● **Article**:

▬▬▬▬▬▬▬▬▬▬

Here is The Undergraduate Experience:
Strong institutions align their resources, policies, and practices with their educational purposes and student characteristics, just as well designed courses align goals and assessments. While this may sound self-evident, it can be vexing because higher education institutions often operate as collections of strong but separate programs. Thriving institutions transform silos into systems by supporting cross-unit coordination and by paying more attention to the student experience than to how the organizational chart divides up the campus.
Critics of the corporate university often speak of the pernicious influence of actual companies and bottom-line thinking on the governance and ethos of higher education. The idiomatic drift one sees in these two gobbets certainly partakes of the larger phenomenon, but it does so particularly around the question of organizational structure. The silo busting designed to match “strategic packages of products and services” to consumers comes instead to match “resources, policies, and practices” to the “student experience.” Facilitating this move are several other related keywords in the management-theory lexicon: “Coordination” is one of the “The Four Cs of Customer-Focused Solutions,” for example, and “systems thinking” is the term of art for understanding the entire corporation as “a learning organization.” The busting up of academic disciplines thus involves a transposition at once of a dialect and a plan — a dialect that is a plan — to remake the fine composition of the university itself.

▬▬▬▬▬▬▬▬▬▬

● **Information given**:

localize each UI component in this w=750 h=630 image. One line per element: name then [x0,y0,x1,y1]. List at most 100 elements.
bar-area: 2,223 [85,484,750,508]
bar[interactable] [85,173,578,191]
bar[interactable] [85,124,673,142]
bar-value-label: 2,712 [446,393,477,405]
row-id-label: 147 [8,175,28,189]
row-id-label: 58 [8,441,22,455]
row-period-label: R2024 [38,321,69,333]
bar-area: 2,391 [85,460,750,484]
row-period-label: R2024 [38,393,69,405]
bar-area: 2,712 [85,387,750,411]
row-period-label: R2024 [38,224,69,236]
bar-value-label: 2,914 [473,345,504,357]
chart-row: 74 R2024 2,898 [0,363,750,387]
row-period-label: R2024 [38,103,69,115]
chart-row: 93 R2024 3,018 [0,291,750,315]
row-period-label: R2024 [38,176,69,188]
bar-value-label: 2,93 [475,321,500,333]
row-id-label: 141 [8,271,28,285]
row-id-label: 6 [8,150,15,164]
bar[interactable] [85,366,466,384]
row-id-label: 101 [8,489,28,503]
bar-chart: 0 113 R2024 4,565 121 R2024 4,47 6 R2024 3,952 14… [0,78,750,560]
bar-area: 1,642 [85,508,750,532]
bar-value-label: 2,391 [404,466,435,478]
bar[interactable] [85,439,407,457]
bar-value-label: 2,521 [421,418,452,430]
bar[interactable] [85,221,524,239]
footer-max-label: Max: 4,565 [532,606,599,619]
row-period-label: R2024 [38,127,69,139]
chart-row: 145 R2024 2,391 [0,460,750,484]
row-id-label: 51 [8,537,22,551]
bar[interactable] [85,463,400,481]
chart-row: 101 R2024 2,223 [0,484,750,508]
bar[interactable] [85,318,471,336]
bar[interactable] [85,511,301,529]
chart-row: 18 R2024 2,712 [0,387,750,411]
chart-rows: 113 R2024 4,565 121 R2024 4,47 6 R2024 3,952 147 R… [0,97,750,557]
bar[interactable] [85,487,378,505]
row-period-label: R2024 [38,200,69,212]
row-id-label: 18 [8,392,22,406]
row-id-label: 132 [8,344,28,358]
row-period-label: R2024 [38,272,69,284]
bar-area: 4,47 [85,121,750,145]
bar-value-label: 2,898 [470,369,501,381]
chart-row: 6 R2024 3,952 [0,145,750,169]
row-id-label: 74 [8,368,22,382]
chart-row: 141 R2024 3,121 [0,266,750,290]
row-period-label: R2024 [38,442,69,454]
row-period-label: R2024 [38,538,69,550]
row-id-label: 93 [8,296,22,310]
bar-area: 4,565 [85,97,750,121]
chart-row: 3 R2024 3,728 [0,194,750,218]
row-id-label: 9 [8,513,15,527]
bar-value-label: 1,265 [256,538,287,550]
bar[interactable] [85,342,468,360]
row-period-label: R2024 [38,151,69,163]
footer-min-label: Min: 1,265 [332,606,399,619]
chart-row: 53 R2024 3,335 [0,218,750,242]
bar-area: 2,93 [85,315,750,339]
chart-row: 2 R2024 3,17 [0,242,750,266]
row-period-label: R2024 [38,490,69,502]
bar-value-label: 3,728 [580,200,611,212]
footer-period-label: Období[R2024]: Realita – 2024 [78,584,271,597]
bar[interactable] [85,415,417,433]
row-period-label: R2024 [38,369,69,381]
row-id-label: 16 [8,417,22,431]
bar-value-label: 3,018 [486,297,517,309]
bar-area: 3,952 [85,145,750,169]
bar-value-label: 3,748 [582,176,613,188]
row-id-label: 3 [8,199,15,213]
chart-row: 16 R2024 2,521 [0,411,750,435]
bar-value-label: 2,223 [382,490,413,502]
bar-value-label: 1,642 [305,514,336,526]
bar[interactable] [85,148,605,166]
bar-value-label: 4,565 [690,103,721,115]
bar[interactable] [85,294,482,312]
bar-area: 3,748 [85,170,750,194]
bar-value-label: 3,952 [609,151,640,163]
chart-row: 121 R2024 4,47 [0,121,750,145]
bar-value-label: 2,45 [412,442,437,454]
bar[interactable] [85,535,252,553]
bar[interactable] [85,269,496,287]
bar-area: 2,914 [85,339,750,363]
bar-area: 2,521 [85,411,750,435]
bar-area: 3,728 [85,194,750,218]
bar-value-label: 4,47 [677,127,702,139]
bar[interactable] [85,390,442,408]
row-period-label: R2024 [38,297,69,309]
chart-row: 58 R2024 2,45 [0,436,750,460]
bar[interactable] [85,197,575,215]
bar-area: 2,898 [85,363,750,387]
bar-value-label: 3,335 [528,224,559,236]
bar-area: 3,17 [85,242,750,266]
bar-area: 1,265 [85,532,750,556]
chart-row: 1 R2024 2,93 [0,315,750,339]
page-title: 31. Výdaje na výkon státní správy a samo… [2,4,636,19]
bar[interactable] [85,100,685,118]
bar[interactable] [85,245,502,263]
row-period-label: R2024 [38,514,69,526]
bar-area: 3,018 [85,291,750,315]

▬▬▬▬▬▬▬▬▬▬

Rewrite the text on the corporate university from "Here is The" to "up the campus.", putting "fiefdoms" in place of "silos".

● **Solved problem**:
Here is The Undergraduate Experience:
Strong institutions align their resources, policies, and practices with their educational purposes and student characteristics, just as well designed courses align goals and assessments. While this may sound self-evident, it can be vexing because higher education institutions often operate as collections of strong but separate programs. Thriving institutions transform fiefdoms into systems by supporting cross-unit coordination and by paying more attention to the student experience than to how the organizational chart divides up the campus.